╭─ PROVIDED INFORMATION

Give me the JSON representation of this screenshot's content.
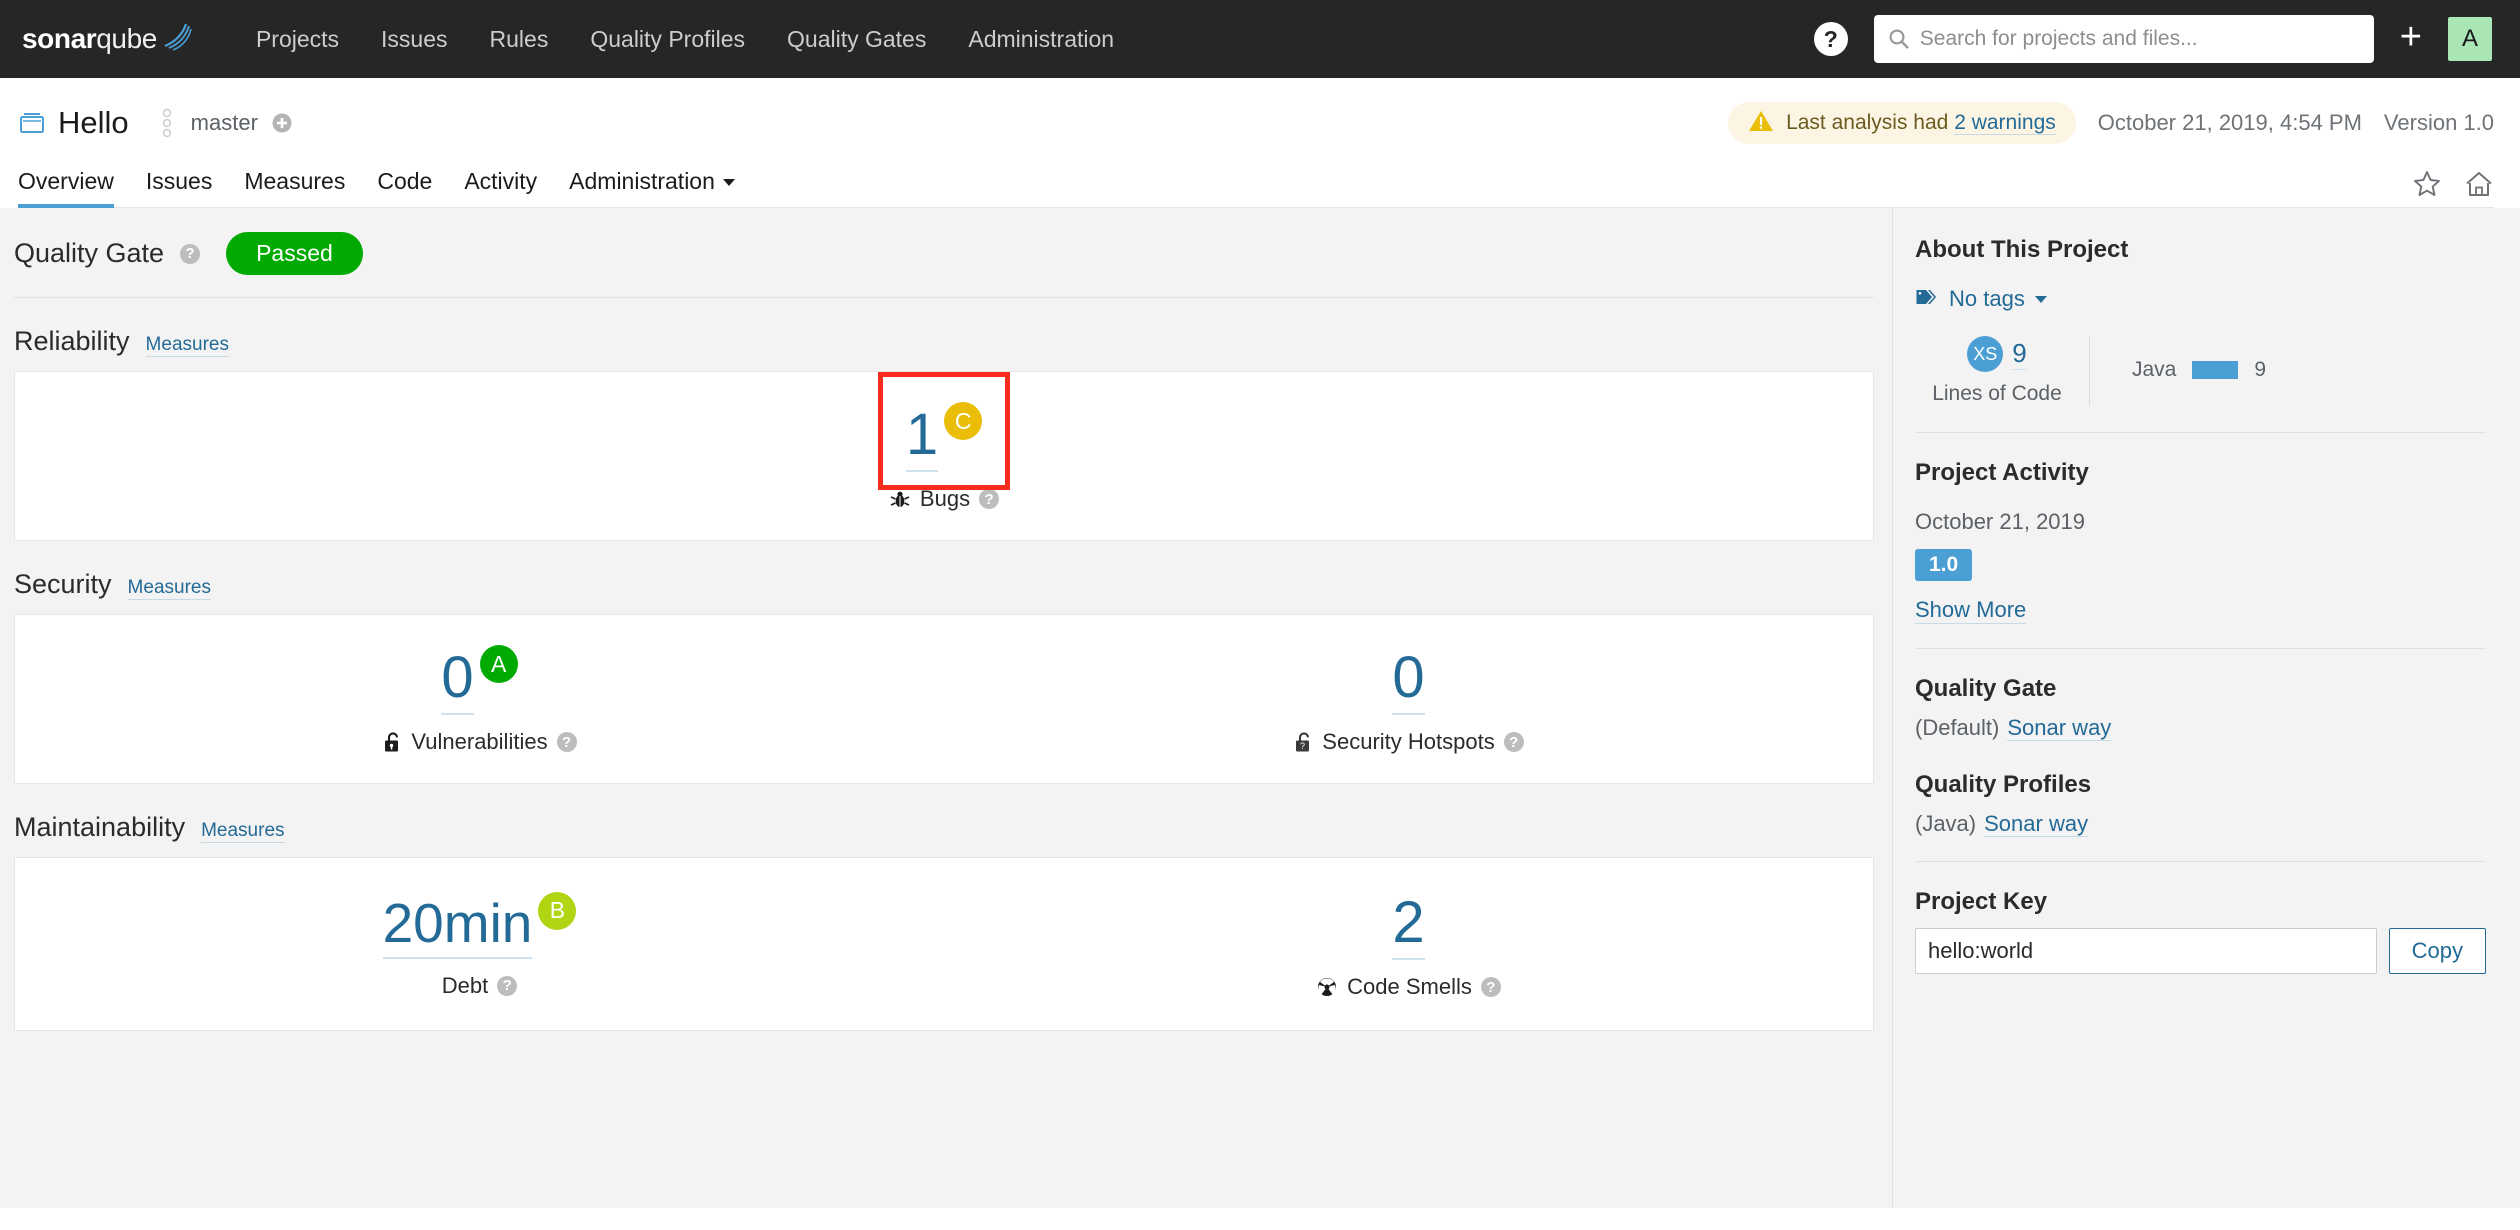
{
  "topnav": {
    "logo": {
      "bold_part": "sonar",
      "light_part": "qube",
      "icon": "sonarqube-logo-icon"
    },
    "links": [
      {
        "label": "Projects"
      },
      {
        "label": "Issues"
      },
      {
        "label": "Rules"
      },
      {
        "label": "Quality Profiles"
      },
      {
        "label": "Quality Gates"
      },
      {
        "label": "Administration"
      }
    ],
    "help_icon_label": "?",
    "search": {
      "placeholder": "Search for projects and files...",
      "value": ""
    },
    "plus_label": "+",
    "avatar_initial": "A",
    "background": "#262626"
  },
  "project_header": {
    "icon": "project-icon",
    "title": "Hello",
    "branch": "master",
    "branch_add_icon": "plus-circle-icon",
    "warning": {
      "icon": "warning-triangle-icon",
      "prefix": "Last analysis had",
      "link": "2 warnings"
    },
    "analysis_date": "October 21, 2019, 4:54 PM",
    "version": "Version 1.0",
    "tabs": [
      {
        "label": "Overview",
        "active": true
      },
      {
        "label": "Issues",
        "active": false
      },
      {
        "label": "Measures",
        "active": false
      },
      {
        "label": "Code",
        "active": false
      },
      {
        "label": "Activity",
        "active": false
      },
      {
        "label": "Administration",
        "active": false,
        "has_caret": true
      }
    ],
    "icons": [
      {
        "name": "favorite-star-icon"
      },
      {
        "name": "home-icon"
      }
    ]
  },
  "overview": {
    "quality_gate": {
      "title": "Quality Gate",
      "help": "?",
      "status": "Passed",
      "status_color": "#00aa00"
    },
    "sections": [
      {
        "title": "Reliability",
        "link": "Measures",
        "measures": [
          {
            "value": "1",
            "label": "Bugs",
            "icon": "bug-icon",
            "rating": "C",
            "rating_color": "#eabe06",
            "help": "?",
            "highlighted": true
          }
        ]
      },
      {
        "title": "Security",
        "link": "Measures",
        "measures": [
          {
            "value": "0",
            "label": "Vulnerabilities",
            "icon": "open-lock-icon",
            "rating": "A",
            "rating_color": "#00aa00",
            "help": "?",
            "highlighted": false
          },
          {
            "value": "0",
            "label": "Security Hotspots",
            "icon": "security-hotspot-icon",
            "rating": "",
            "rating_color": "",
            "help": "?",
            "highlighted": false
          }
        ]
      },
      {
        "title": "Maintainability",
        "link": "Measures",
        "measures": [
          {
            "value": "20min",
            "label": "Debt",
            "icon": "",
            "rating": "B",
            "rating_color": "#b0d513",
            "help": "?",
            "highlighted": false
          },
          {
            "value": "2",
            "label": "Code Smells",
            "icon": "code-smell-icon",
            "rating": "",
            "rating_color": "",
            "help": "?",
            "highlighted": false
          }
        ]
      }
    ]
  },
  "sidebar": {
    "about_title": "About This Project",
    "tags": {
      "icon": "tag-icon",
      "label": "No tags"
    },
    "size_rating": "XS",
    "lines_of_code": "9",
    "lines_of_code_caption": "Lines of Code",
    "languages": [
      {
        "name": "Java",
        "value": "9",
        "color": "#4b9fd5"
      }
    ],
    "activity_title": "Project Activity",
    "activity_date": "October 21, 2019",
    "activity_version": "1.0",
    "show_more": "Show More",
    "quality_gate_title": "Quality Gate",
    "quality_gate_default": "(Default)",
    "quality_gate_name": "Sonar way",
    "quality_profiles_title": "Quality Profiles",
    "quality_profiles_lang": "(Java)",
    "quality_profiles_name": "Sonar way",
    "project_key_title": "Project Key",
    "project_key_value": "hello:world",
    "copy_label": "Copy"
  }
}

╰─

• [SHORT EXERCISE]: Filter the entries above down to the lines containing the word "Administration".

• [CORRECT ANSWER]:
        "label": "Administration"
        "label": "Administration",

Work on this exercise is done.